> [Stored data]:
━━━━━━
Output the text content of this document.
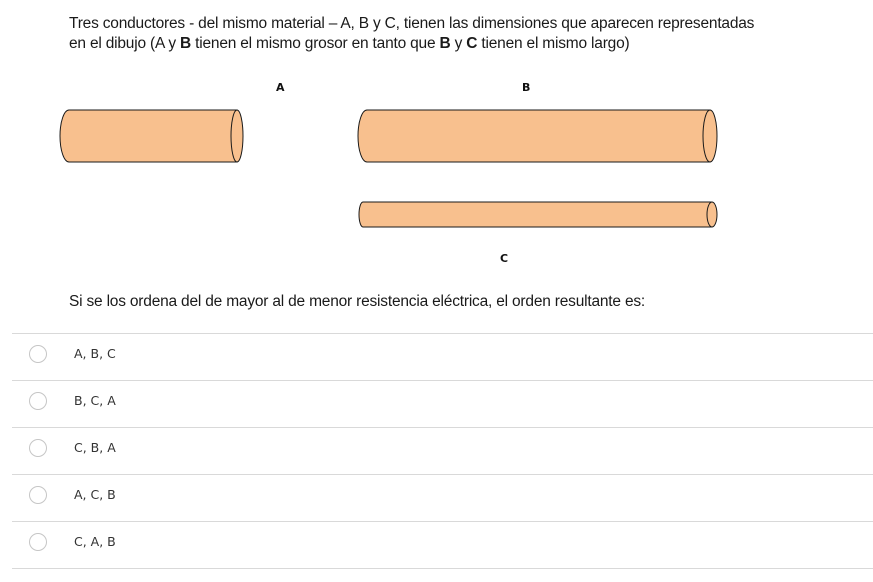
Tres conductores - del mismo material – A, B y C, tienen las dimensiones que aparecen representadas
en el dibujo (A y B tienen el mismo grosor en tanto que B y C tienen el mismo largo)
A	B
C
Si se los ordena del de mayor al de menor resistencia eléctrica, el orden resultante es:
A, B, C
B, C, A
C, B, A
A, C, B
C, A, B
━━━━━━
> [What needs to be done]: Your task is to transcribe all of the records precisely, with no images included.

> [Final result]:
Output the text content of this document.
Tres conductores - del mismo material – A, B y C, tienen las dimensiones que aparecen representadas
en el dibujo (A y B tienen el mismo grosor en tanto que B y C tienen el mismo largo)
A	B
C
Si se los ordena del de mayor al de menor resistencia eléctrica, el orden resultante es:
A, B, C
B, C, A
C, B, A
A, C, B
C, A, B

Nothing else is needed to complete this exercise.